*THE TASK*: Extract every record, exactly as written, and ignore the pictures.

──────── SUPPLIED MATERIAL

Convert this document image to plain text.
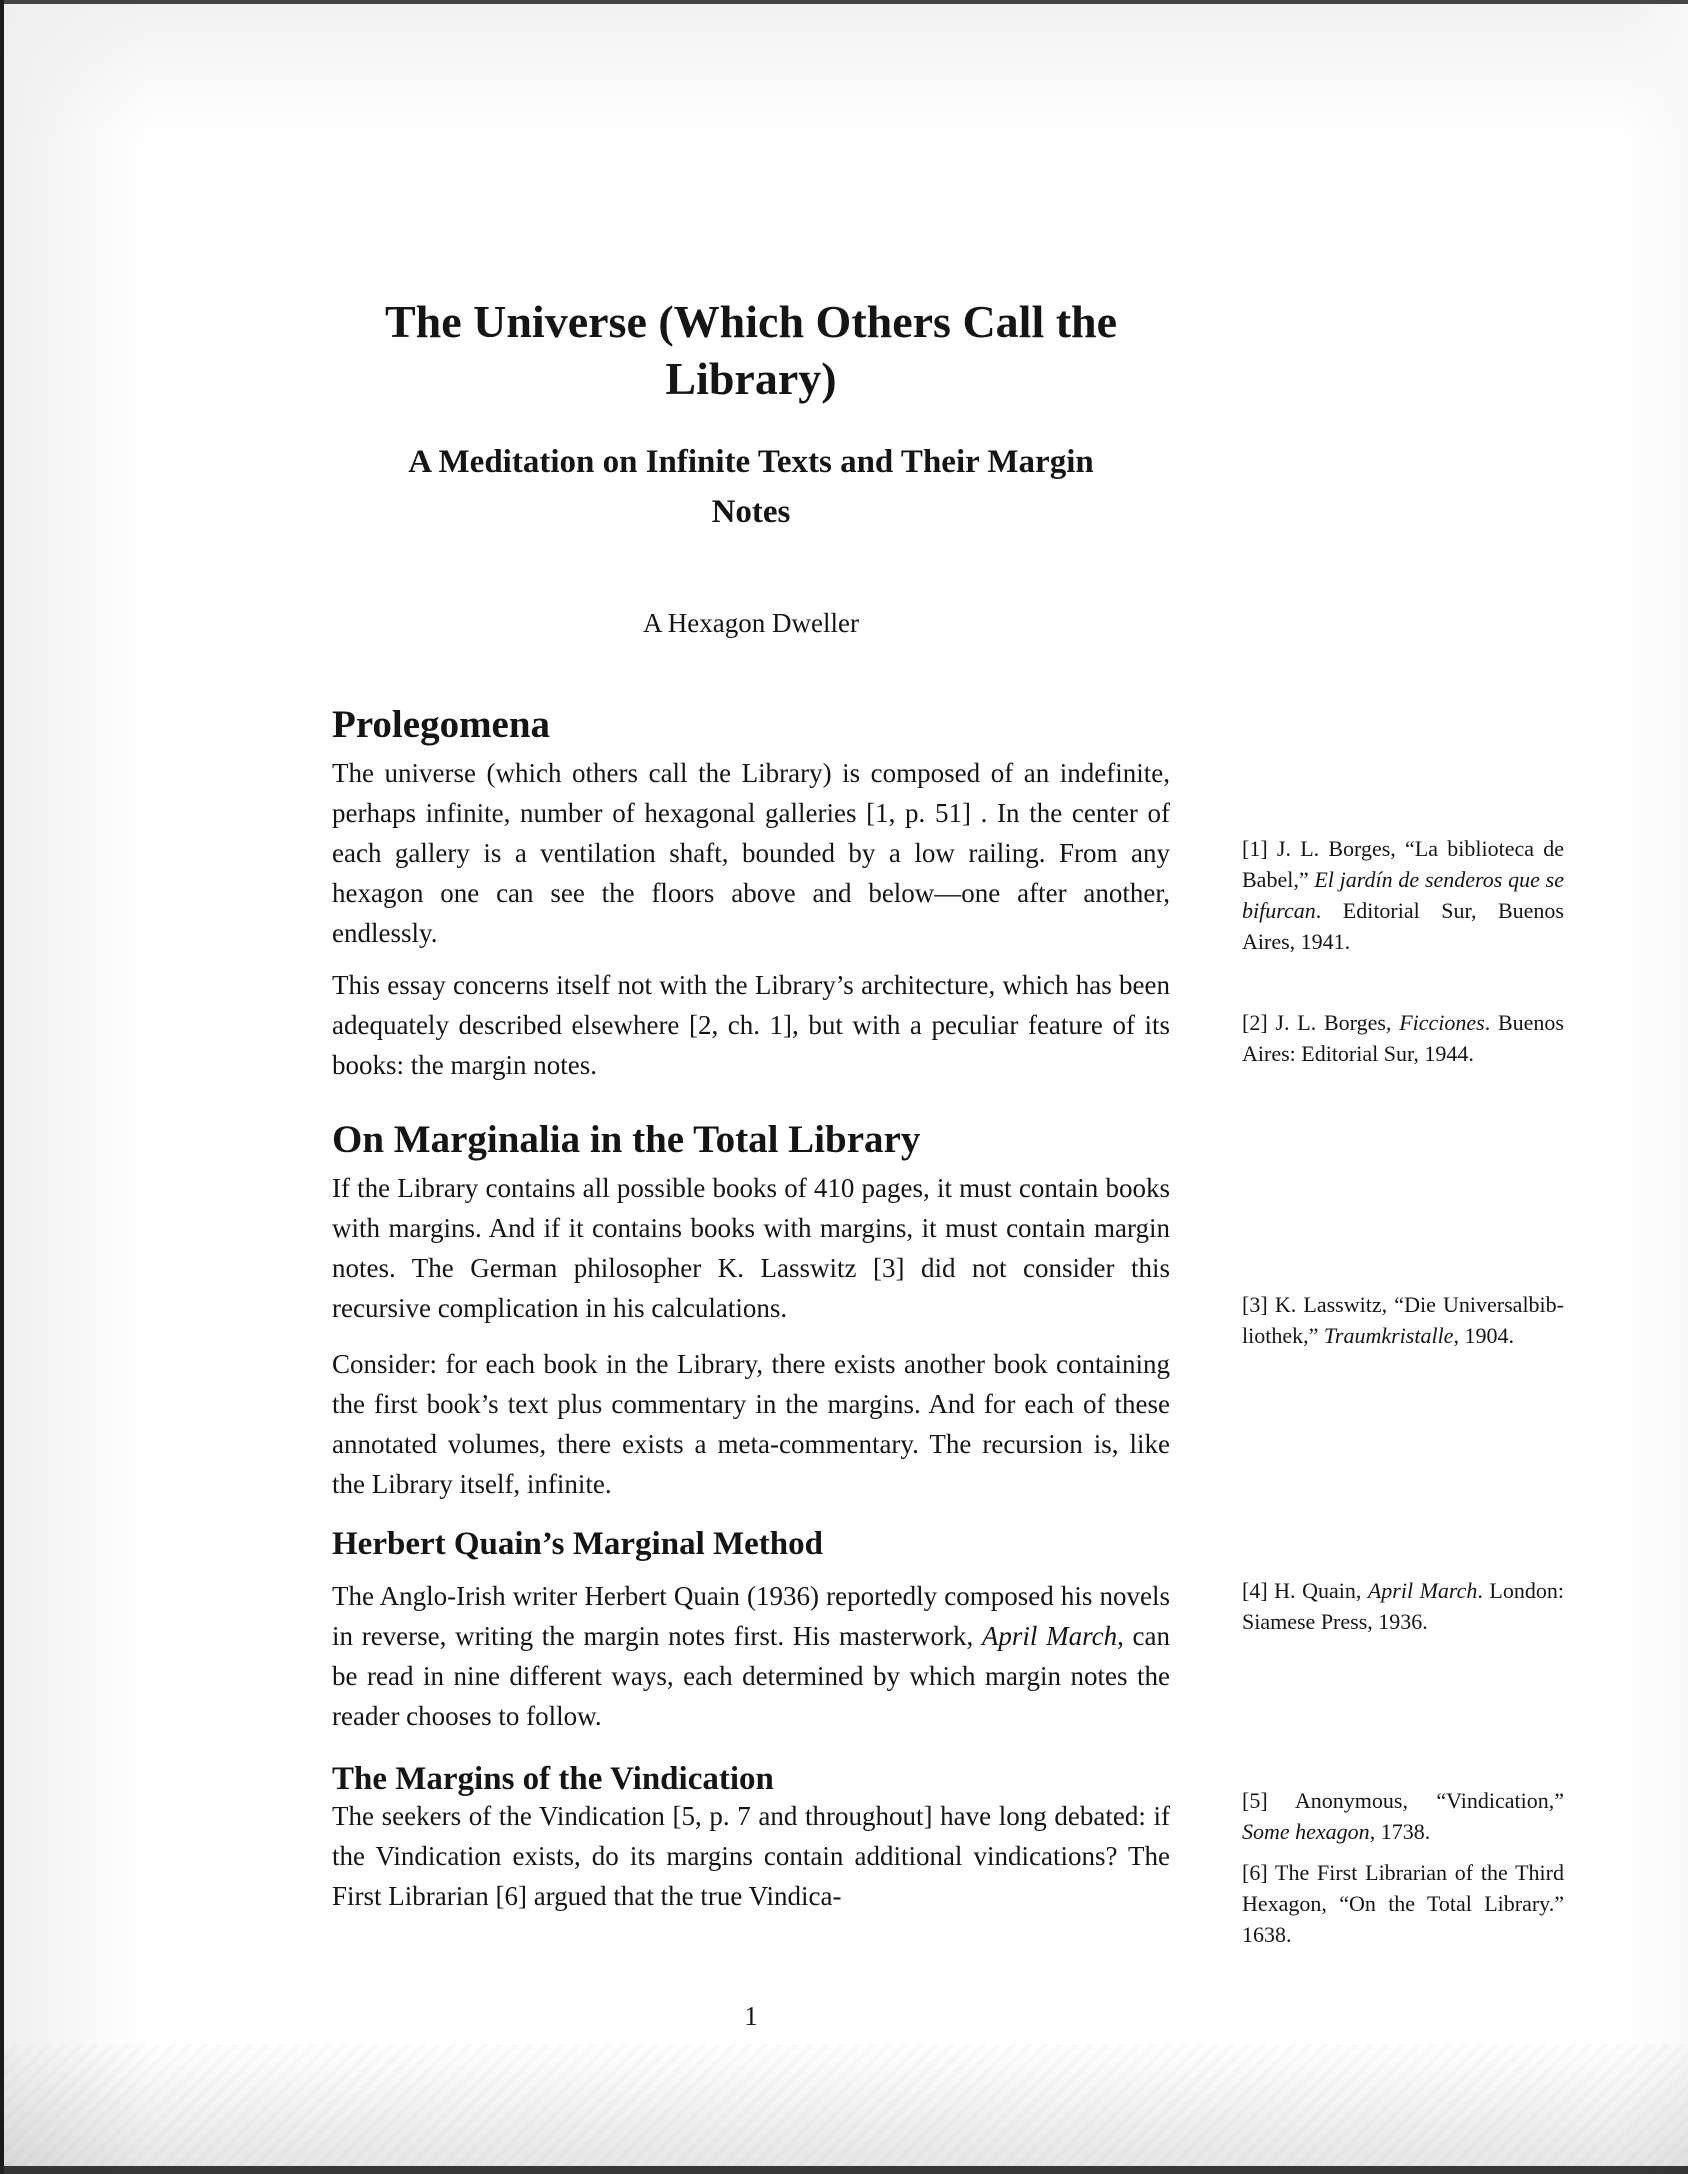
The Universe (Which Others Call the Library)
A Meditation on Infinite Texts and Their Margin Notes
A Hexagon Dweller
Prolegomena

The universe (which others call the Library) is composed of an indefinite, perhaps infinite, number of hexagonal galleries [1, p. 51] . In the center of each gallery is a ventilation shaft, bounded by a low railing. From any hexagon one can see the floors above and below—one after another, endlessly.

This essay concerns itself not with the Library’s architecture, which has been adequately described elsewhere [2, ch. 1], but with a peculiar feature of its books: the margin notes.

On Marginalia in the Total Library

If the Library contains all possible books of 410 pages, it must contain books with margins. And if it contains books with margins, it must contain margin notes. The German philosopher K. Lasswitz [3] did not consider this recursive complication in his calculations.

Consider: for each book in the Library, there exists another book containing the first book’s text plus commentary in the margins. And for each of these annotated volumes, there exists a meta-commentary. The recursion is, like the Library itself, infinite.

Herbert Quain’s Marginal Method

The Anglo-Irish writer Herbert Quain (1936) reportedly composed his novels in reverse, writing the margin notes first. His masterwork, April March, can be read in nine different ways, each determined by which margin notes the reader chooses to follow.

The Margins of the Vindication

The seekers of the Vindication [5, p. 7 and throughout] have long debated: if the Vindication exists, do its margins contain additional vindications? The First Librarian [6] argued that the true Vindica-

[1] J. L. Borges, “La biblioteca de Babel,” El jardín de senderos que se bifurcan. Editorial Sur, Buenos Aires, 1941.
[2] J. L. Borges, Ficciones. Buenos Aires: Editorial Sur, 1944.
[3] K. Lasswitz, “Die Universalbibliothek,” Traumkristalle, 1904.
[4] H. Quain, April March. London: Siamese Press, 1936.
[5] Anonymous, “Vindication,” Some hexagon, 1738.
[6] The First Librarian of the Third Hexagon, “On the Total Library.” 1638.
1
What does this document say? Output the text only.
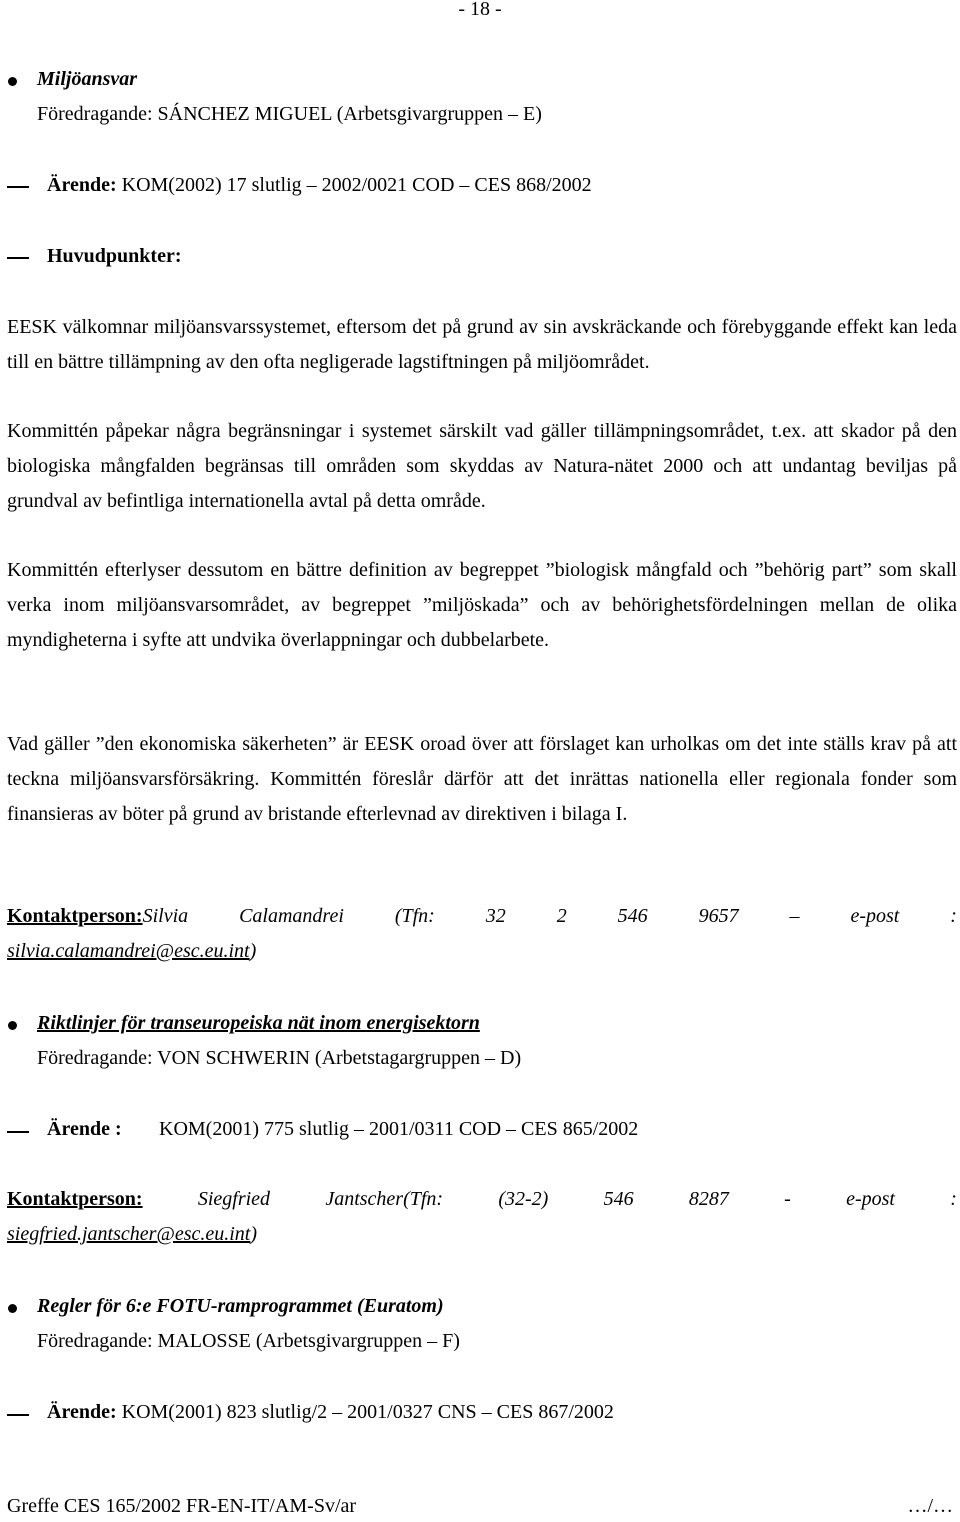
- 18 -
Miljöansvar
Föredragande: SÁNCHEZ MIGUEL (Arbetsgivargruppen – E)
Ärende: KOM(2002) 17 slutlig – 2002/0021 COD – CES 868/2002
Huvudpunkter:
EESK välkomnar miljöansvarssystemet, eftersom det på grund av sin avskräckande och förebyggande effekt kan leda till en bättre tillämpning av den ofta negligerade lagstiftningen på miljöområdet.
Kommittén påpekar några begränsningar i systemet särskilt vad gäller tillämpningsområdet, t.ex. att skador på den biologiska mångfalden begränsas till områden som skyddas av Natura-nätet 2000 och att undantag beviljas på grundval av befintliga internationella avtal på detta område.
Kommittén efterlyser dessutom en bättre definition av begreppet ”biologisk mångfald och ”behörig part” som skall verka inom miljöansvarsområdet, av begreppet ”miljöskada” och av behörighetsfördelningen mellan de olika myndigheterna i syfte att undvika överlappningar och dubbelarbete.
Vad gäller ”den ekonomiska säkerheten” är EESK oroad över att förslaget kan urholkas om det inte ställs krav på att teckna miljöansvarsförsäkring. Kommittén föreslår därför att det inrättas nationella eller regionala fonder som finansieras av böter på grund av bristande efterlevnad av direktiven i bilaga I.
Kontaktperson:Silvia	Calamandrei	(Tfn:	32	2	546	9657	–	e-post	:
silvia.calamandrei@esc.eu.int)
Riktlinjer för transeuropeiska nät inom energisektorn
Föredragande: VON SCHWERIN (Arbetstagargruppen – D)
Ärende : KOM(2001) 775 slutlig – 2001/0311 COD – CES 865/2002
Kontaktperson:	Siegfried	Jantscher(Tfn:	(32-2)	546	8287	-	e-post	:
siegfried.jantscher@esc.eu.int)
Regler för 6:e FOTU-ramprogrammet (Euratom)
Föredragande: MALOSSE (Arbetsgivargruppen – F)
Ärende: KOM(2001) 823 slutlig/2 – 2001/0327 CNS – CES 867/2002
Greffe CES 165/2002 FR-EN-IT/AM-Sv/ar	…/…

────────────────

*WRITTEN RESPONSE*:
Convert this document image to plain text.
The Universe (Which Others Call the Library)
A Meditation on Infinite Texts and Their Margin Notes
A Hexagon Dweller
Prolegomena

The universe (which others call the Library) is composed of an indefinite, perhaps infinite, number of hexagonal galleries [1, p. 51] . In the center of each gallery is a ventilation shaft, bounded by a low railing. From any hexagon one can see the floors above and below—one after another, endlessly.

This essay concerns itself not with the Library’s architecture, which has been adequately described elsewhere [2, ch. 1], but with a peculiar feature of its books: the margin notes.

On Marginalia in the Total Library

If the Library contains all possible books of 410 pages, it must contain books with margins. And if it contains books with margins, it must contain margin notes. The German philosopher K. Lasswitz [3] did not consider this recursive complication in his calculations.

Consider: for each book in the Library, there exists another book containing the first book’s text plus commentary in the margins. And for each of these annotated volumes, there exists a meta-commentary. The recursion is, like the Library itself, infinite.

Herbert Quain’s Marginal Method

The Anglo-Irish writer Herbert Quain (1936) reportedly composed his novels in reverse, writing the margin notes first. His masterwork, April March, can be read in nine different ways, each determined by which margin notes the reader chooses to follow.

The Margins of the Vindication

The seekers of the Vindication [5, p. 7 and throughout] have long debated: if the Vindication exists, do its margins contain additional vindications? The First Librarian [6] argued that the true Vindica-

[1] J. L. Borges, “La biblioteca de Babel,” El jardín de senderos que se bifurcan. Editorial Sur, Buenos Aires, 1941.
[2] J. L. Borges, Ficciones. Buenos Aires: Editorial Sur, 1944.
[3] K. Lasswitz, “Die Universalbibliothek,” Traumkristalle, 1904.
[4] H. Quain, April March. London: Siamese Press, 1936.
[5] Anonymous, “Vindication,” Some hexagon, 1738.
[6] The First Librarian of the Third Hexagon, “On the Total Library.” 1638.
1
What does this document say? Output the text only.
- 18 -
Miljöansvar
Föredragande: SÁNCHEZ MIGUEL (Arbetsgivargruppen – E)
Ärende: KOM(2002) 17 slutlig – 2002/0021 COD – CES 868/2002
Huvudpunkter:
EESK välkomnar miljöansvarssystemet, eftersom det på grund av sin avskräckande och förebyggande effekt kan leda till en bättre tillämpning av den ofta negligerade lagstiftningen på miljöområdet.
Kommittén påpekar några begränsningar i systemet särskilt vad gäller tillämpningsområdet, t.ex. att skador på den biologiska mångfalden begränsas till områden som skyddas av Natura-nätet 2000 och att undantag beviljas på grundval av befintliga internationella avtal på detta område.
Kommittén efterlyser dessutom en bättre definition av begreppet ”biologisk mångfald och ”behörig part” som skall verka inom miljöansvarsområdet, av begreppet ”miljöskada” och av behörighetsfördelningen mellan de olika myndigheterna i syfte att undvika överlappningar och dubbelarbete.
Vad gäller ”den ekonomiska säkerheten” är EESK oroad över att förslaget kan urholkas om det inte ställs krav på att teckna miljöansvarsförsäkring. Kommittén föreslår därför att det inrättas nationella eller regionala fonder som finansieras av böter på grund av bristande efterlevnad av direktiven i bilaga I.
Kontaktperson:Silvia	Calamandrei	(Tfn:	32	2	546	9657	–	e-post	:
silvia.calamandrei@esc.eu.int)
Riktlinjer för transeuropeiska nät inom energisektorn
Föredragande: VON SCHWERIN (Arbetstagargruppen – D)
Ärende : KOM(2001) 775 slutlig – 2001/0311 COD – CES 865/2002
Kontaktperson:	Siegfried	Jantscher(Tfn:	(32-2)	546	8287	-	e-post	:
siegfried.jantscher@esc.eu.int)
Regler för 6:e FOTU-ramprogrammet (Euratom)
Föredragande: MALOSSE (Arbetsgivargruppen – F)
Ärende: KOM(2001) 823 slutlig/2 – 2001/0327 CNS – CES 867/2002
Greffe CES 165/2002 FR-EN-IT/AM-Sv/ar	…/…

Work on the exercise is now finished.